— start Data listing —

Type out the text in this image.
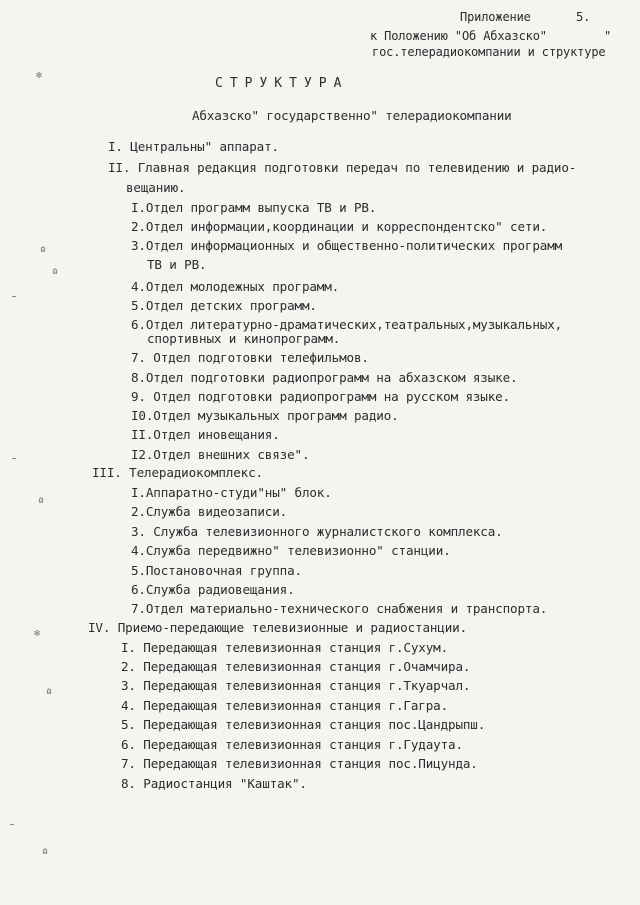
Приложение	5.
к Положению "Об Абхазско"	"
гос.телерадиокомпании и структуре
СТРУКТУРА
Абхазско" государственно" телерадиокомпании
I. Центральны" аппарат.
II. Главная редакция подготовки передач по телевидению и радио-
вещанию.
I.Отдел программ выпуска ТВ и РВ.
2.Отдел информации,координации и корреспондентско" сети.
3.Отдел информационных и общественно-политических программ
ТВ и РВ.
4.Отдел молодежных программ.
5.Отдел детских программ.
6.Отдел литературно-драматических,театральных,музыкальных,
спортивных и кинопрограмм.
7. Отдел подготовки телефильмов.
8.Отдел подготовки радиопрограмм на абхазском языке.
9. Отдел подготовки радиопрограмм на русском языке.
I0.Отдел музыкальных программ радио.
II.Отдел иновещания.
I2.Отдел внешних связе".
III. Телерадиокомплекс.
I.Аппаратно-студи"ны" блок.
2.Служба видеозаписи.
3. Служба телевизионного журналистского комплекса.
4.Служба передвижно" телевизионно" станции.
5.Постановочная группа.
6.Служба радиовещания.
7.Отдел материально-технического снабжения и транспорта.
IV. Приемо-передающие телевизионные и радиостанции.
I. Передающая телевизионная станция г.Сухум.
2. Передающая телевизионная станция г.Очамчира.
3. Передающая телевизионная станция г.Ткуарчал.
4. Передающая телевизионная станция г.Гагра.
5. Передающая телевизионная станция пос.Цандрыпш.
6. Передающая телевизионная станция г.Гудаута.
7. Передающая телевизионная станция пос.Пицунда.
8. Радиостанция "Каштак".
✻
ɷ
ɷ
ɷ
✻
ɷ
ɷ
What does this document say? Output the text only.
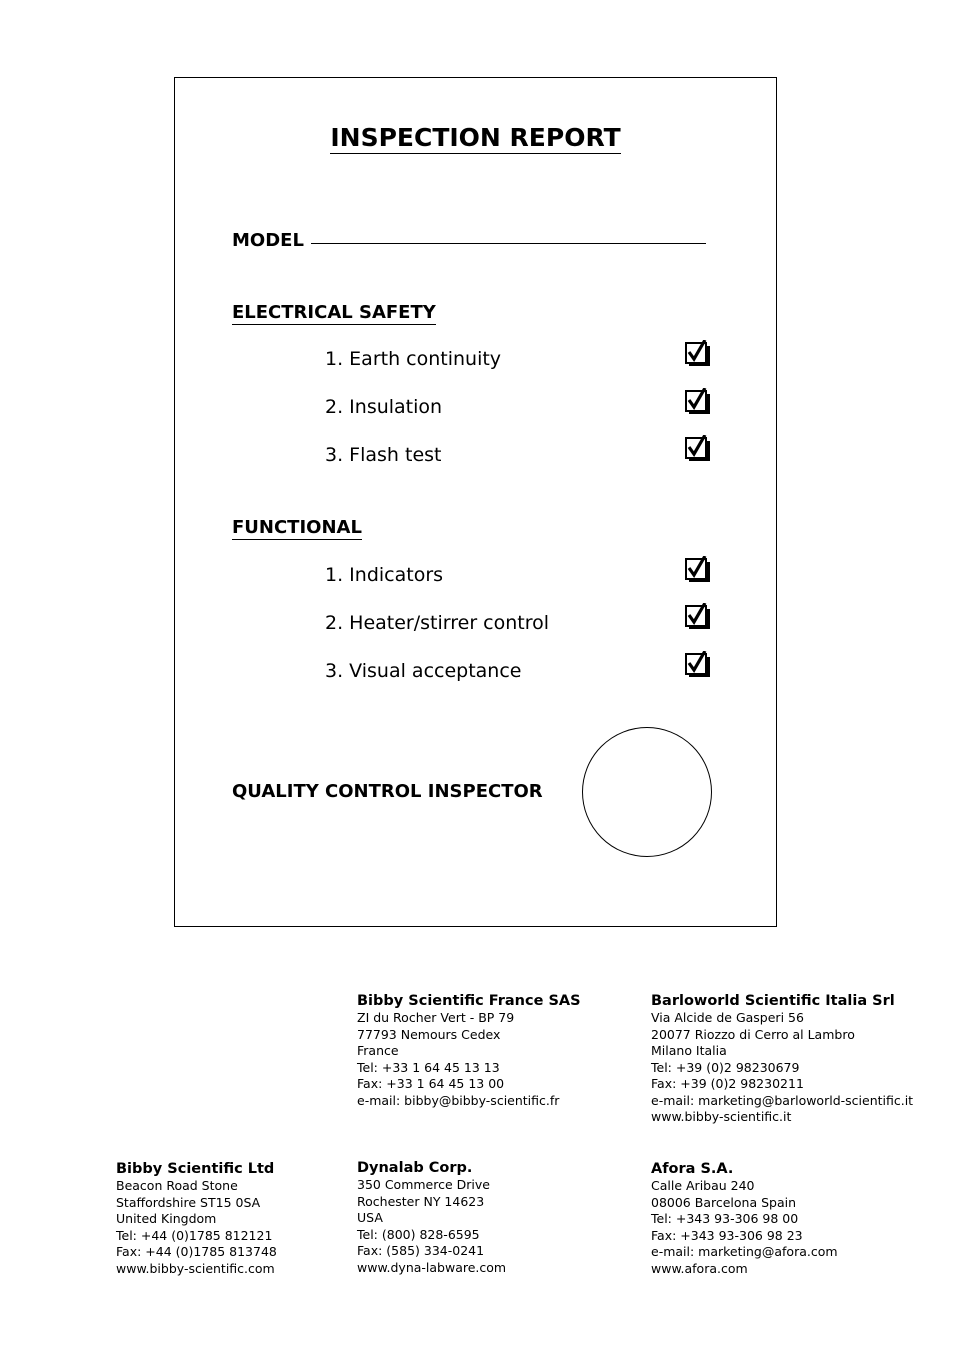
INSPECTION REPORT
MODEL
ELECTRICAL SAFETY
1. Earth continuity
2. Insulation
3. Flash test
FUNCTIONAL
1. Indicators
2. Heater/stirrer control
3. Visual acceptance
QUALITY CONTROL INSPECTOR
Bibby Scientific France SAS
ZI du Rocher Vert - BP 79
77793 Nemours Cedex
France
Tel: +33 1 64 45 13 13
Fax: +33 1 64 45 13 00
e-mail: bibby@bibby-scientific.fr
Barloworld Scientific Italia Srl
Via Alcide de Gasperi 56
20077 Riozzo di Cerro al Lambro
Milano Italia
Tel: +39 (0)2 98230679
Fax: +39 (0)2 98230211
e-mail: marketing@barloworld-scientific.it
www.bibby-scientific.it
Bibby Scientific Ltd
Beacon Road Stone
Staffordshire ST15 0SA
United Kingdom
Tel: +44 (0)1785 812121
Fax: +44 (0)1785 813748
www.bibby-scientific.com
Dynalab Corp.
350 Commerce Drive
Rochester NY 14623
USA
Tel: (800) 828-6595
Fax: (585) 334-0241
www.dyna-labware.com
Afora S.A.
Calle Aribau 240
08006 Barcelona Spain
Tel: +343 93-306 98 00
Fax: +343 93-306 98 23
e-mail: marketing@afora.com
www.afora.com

— end Data listing —

Your task is to report how many lines of the material include the string "радиопрограмм". Give the number and no other words.

### Result below
2